EXERCISE –
Answer these questions from the article on the forced labor complaint in Uzbekistan:
(a) How many Uzbek nationals filed the complaint?
(b) In what month and year did the IFC approve the loan to Indorama Kokand Textile?
(c) According to human rights groups, where does Uzbekistan rank among the world's cotton exporters?

-- START PAGE TEXT --

Four Uzbek nationals have filed a complaint against the World Bank's private sector arm, charging that a $40 million loan to an Uzbek textile company risked stoking the practice of forced labour in the central Asian country's cotton fields. The complaint filed with the International Finance Corporation (IFC) demands an investigation into forced labour related to Uzbekistan-based Indorama Kokand Textile.

According to human rights groups, Uzbekistan operates a massive, state-orchestrated forced labour system that underpins its position as the world's fifth-largest cotton exporter.

The U.S. government's annual report on human trafficking, published recently, said Uzbek government-compelled forced labour of adults remained endemic in the 2015 cotton harvest. The complaint to an IFC ombudsman made public the charges that the private lending group does not have adequate mitigation measures to ensure its investments and are not supporting forced labour.

According to its website, the IFC, which invests in developing the private sector in emerging economies, approved the loan of up to $40 million to Indorama Kokand Textile in December 2015.

The loan aims to finance the expansion of a cotton plant in the Uzbek city of Kokan, the website said, with a view of encouraging exports. Indorama Kokand Textile, a leading cotton producer in Uzbekistan, says on its website that more 90 per cent of its production is for export to Latin America, Europe, Bangladesh, former Soviet countries as well as Turkey.

-- END PAGE TEXT --
-- START SUPPLIED ENTRIES --

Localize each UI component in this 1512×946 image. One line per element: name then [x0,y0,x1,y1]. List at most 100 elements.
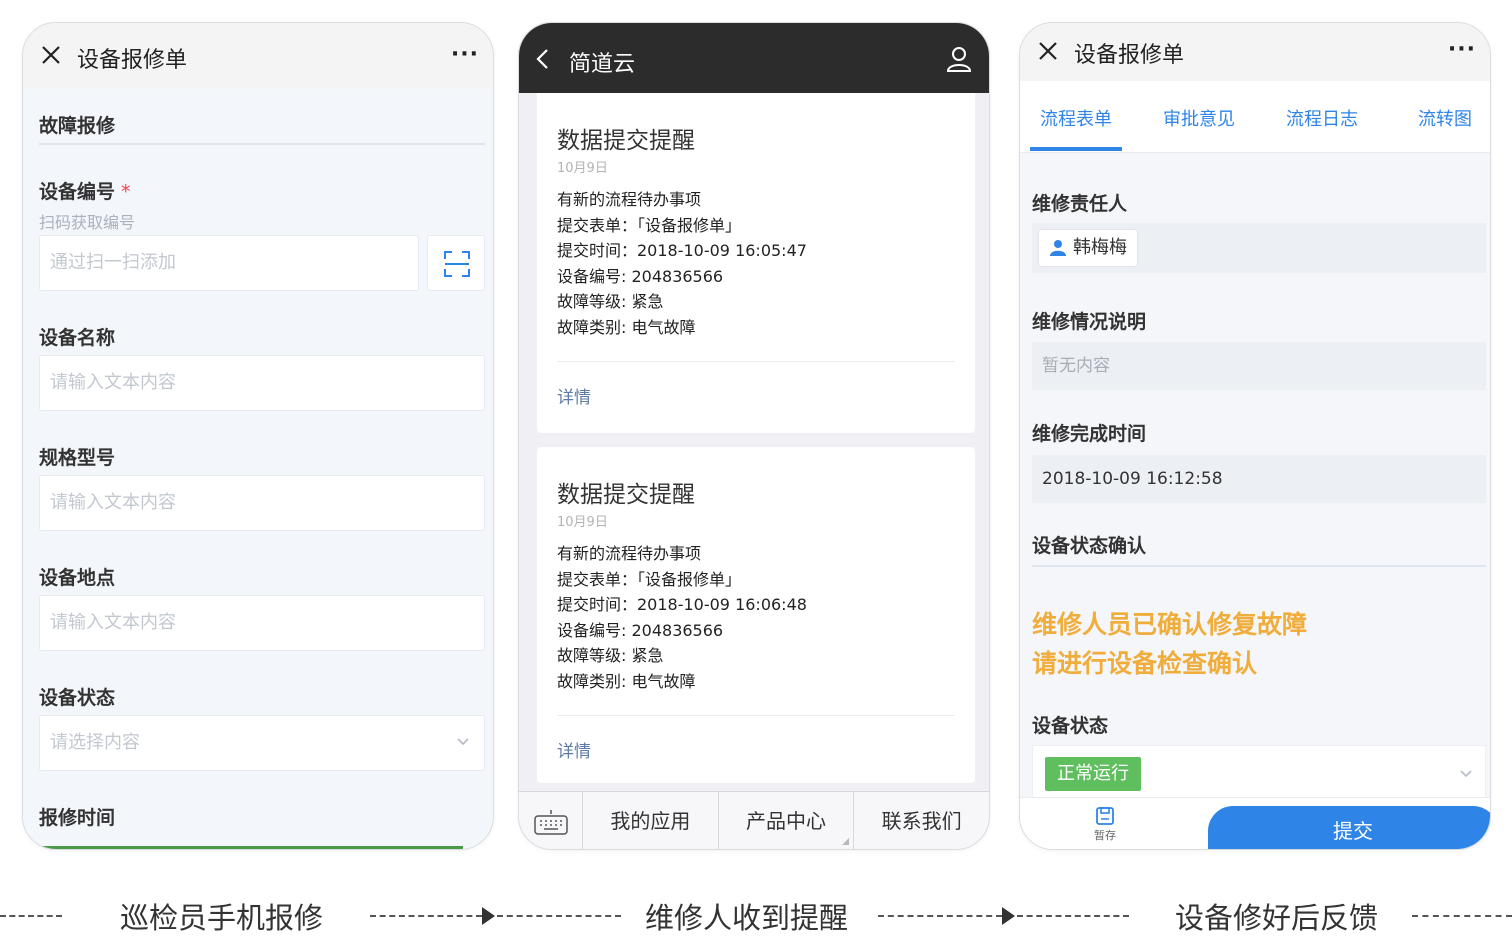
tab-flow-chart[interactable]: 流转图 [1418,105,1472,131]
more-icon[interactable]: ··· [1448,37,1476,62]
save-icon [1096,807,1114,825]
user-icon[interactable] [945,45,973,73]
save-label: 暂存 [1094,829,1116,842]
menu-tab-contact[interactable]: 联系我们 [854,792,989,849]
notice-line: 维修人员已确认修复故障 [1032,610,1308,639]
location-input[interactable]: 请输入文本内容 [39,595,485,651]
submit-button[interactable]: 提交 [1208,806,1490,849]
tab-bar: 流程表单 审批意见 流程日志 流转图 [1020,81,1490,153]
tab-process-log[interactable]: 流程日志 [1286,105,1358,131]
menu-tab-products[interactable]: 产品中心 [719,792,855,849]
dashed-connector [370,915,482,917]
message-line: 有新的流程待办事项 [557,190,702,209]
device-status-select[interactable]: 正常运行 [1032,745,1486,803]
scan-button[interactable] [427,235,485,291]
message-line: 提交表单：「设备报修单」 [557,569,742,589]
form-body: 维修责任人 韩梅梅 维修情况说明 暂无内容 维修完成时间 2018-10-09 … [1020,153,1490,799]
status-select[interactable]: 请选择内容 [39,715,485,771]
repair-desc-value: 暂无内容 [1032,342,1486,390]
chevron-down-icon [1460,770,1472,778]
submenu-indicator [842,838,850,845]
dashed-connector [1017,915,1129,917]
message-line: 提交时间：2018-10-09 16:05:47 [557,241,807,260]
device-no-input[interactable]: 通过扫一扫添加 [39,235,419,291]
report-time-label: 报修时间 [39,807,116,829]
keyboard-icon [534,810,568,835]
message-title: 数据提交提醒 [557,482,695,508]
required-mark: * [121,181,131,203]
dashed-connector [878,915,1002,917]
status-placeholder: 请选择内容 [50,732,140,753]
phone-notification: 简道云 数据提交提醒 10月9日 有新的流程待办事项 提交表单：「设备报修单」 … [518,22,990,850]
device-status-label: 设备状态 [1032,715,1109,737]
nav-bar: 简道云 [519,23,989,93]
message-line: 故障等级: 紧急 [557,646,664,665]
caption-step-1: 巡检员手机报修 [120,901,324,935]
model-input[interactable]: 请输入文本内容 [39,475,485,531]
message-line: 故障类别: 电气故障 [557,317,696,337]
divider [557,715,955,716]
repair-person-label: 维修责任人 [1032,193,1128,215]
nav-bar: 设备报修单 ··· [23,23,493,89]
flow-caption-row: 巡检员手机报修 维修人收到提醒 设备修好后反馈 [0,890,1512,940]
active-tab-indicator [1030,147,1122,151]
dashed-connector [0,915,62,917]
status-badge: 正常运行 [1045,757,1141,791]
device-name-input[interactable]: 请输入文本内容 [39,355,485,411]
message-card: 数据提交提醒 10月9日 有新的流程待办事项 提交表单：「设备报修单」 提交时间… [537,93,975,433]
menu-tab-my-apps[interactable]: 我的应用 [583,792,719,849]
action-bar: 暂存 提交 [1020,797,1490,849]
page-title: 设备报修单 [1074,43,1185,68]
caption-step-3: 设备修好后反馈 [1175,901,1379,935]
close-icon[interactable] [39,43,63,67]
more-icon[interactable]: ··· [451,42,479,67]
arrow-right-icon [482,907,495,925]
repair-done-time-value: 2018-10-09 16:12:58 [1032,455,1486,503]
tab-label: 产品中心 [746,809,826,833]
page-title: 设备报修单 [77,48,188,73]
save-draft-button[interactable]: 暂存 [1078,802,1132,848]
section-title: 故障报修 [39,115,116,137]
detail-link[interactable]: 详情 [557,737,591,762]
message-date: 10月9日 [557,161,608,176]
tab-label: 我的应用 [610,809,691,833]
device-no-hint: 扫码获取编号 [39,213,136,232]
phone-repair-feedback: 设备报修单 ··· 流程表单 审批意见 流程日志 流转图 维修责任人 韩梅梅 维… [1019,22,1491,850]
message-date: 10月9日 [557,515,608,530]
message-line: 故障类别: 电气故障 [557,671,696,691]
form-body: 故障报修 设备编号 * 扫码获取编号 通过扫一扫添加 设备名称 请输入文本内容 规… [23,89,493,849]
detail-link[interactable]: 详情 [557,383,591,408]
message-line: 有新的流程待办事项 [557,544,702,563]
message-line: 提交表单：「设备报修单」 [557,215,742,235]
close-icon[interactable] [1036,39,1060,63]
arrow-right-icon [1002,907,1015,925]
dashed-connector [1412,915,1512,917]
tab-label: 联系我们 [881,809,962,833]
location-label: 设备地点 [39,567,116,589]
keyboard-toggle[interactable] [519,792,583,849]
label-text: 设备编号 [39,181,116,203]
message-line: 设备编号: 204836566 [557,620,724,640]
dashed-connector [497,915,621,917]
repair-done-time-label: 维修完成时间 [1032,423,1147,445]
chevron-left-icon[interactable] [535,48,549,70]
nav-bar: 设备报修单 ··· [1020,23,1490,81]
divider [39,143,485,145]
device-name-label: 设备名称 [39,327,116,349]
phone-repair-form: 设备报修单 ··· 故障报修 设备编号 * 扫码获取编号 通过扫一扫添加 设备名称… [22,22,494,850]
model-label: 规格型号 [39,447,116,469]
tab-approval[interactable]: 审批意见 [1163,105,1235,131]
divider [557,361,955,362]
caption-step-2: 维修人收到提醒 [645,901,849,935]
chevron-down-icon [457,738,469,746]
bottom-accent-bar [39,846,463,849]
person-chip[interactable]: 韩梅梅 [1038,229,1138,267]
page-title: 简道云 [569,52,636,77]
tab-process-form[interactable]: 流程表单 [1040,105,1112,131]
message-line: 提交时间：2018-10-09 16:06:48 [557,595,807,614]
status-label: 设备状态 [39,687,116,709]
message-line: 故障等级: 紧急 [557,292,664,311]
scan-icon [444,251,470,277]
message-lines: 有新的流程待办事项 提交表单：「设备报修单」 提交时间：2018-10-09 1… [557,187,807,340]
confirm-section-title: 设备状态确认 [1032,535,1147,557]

-- END SUPPLIED ENTRIES --
-- START SUPPLIED ENTRIES --

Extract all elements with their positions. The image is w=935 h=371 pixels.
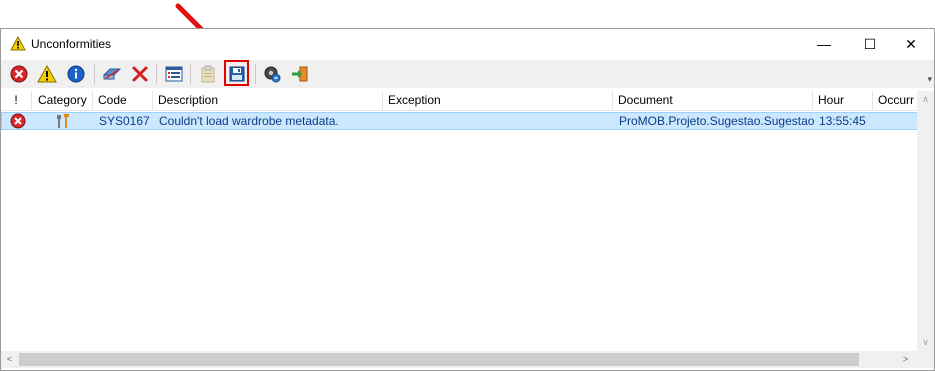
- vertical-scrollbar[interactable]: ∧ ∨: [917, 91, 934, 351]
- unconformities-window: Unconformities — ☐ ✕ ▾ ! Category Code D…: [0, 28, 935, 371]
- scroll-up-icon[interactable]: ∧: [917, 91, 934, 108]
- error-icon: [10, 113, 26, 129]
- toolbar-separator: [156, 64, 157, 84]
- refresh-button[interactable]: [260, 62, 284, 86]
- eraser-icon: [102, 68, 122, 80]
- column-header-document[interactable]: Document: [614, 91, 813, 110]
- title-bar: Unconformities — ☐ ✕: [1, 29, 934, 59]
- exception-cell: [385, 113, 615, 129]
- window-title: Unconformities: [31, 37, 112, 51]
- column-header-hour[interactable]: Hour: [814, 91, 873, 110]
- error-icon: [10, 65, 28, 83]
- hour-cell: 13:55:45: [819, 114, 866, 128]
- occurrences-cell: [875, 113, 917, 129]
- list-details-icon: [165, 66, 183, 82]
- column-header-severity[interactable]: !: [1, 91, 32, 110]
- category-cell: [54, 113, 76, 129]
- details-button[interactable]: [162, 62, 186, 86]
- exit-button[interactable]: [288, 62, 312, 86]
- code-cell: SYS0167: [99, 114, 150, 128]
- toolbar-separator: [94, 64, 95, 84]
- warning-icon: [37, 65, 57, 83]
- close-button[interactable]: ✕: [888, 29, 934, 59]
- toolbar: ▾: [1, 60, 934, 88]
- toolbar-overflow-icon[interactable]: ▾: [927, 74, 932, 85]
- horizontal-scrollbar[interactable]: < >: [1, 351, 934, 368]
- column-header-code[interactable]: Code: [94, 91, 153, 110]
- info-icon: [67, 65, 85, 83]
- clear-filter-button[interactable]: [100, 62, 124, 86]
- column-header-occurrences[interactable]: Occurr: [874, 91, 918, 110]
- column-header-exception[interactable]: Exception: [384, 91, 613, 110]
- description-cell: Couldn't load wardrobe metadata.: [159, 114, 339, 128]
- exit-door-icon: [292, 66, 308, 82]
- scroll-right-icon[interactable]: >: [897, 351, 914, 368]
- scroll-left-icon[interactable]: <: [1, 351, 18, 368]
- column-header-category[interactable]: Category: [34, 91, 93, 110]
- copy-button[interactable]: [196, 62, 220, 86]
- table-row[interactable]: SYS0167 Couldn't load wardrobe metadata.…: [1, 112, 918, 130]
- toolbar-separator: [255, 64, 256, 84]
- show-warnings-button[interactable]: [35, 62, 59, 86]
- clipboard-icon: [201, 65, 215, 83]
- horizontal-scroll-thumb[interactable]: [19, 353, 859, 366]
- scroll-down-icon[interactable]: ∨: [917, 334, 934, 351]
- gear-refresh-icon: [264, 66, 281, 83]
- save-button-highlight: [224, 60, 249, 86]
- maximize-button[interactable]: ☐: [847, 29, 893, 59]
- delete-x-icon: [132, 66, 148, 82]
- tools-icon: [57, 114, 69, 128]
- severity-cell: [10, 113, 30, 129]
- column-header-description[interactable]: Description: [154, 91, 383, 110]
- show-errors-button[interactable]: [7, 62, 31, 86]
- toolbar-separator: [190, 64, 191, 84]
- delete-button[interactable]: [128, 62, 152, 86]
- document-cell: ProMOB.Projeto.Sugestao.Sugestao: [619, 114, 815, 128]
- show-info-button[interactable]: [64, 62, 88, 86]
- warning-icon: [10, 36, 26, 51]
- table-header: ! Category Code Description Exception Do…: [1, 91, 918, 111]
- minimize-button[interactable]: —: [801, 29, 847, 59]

-- END SUPPLIED ENTRIES --

OUTPUT OF THE TASK –
(a) Four.
(b) December 2015.
(c) Fifth-largest.